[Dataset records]
+ + +

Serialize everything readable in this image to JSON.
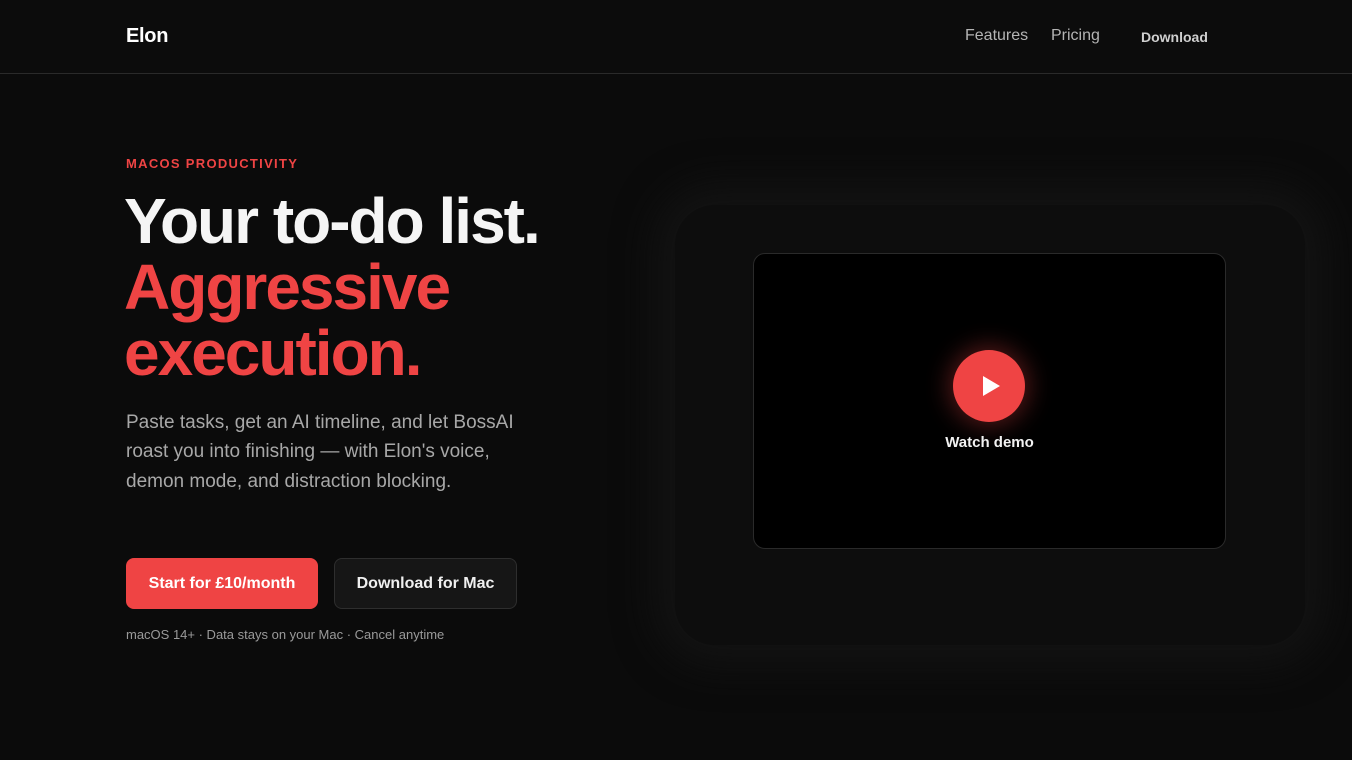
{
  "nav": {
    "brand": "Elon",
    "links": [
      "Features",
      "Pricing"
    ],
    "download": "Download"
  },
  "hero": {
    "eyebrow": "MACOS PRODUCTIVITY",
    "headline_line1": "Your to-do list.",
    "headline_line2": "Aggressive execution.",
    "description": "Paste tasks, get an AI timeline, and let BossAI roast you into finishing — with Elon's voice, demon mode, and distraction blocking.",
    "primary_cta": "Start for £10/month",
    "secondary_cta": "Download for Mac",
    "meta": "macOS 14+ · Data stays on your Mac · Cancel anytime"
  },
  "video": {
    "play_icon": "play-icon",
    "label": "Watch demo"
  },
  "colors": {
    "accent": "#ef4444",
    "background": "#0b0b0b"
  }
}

+ + +

Each entry shown above must be quoted exactly, with its pictures left out.

Serialize everything readable in this image to JSON.
{
  "nav": {
    "brand": "Elon",
    "links": [
      "Features",
      "Pricing"
    ],
    "download": "Download"
  },
  "hero": {
    "eyebrow": "MACOS PRODUCTIVITY",
    "headline_line1": "Your to-do list.",
    "headline_line2": "Aggressive execution.",
    "description": "Paste tasks, get an AI timeline, and let BossAI roast you into finishing — with Elon's voice, demon mode, and distraction blocking.",
    "primary_cta": "Start for £10/month",
    "secondary_cta": "Download for Mac",
    "meta": "macOS 14+ · Data stays on your Mac · Cancel anytime"
  },
  "video": {
    "play_icon": "play-icon",
    "label": "Watch demo"
  },
  "colors": {
    "accent": "#ef4444",
    "background": "#0b0b0b"
  }
}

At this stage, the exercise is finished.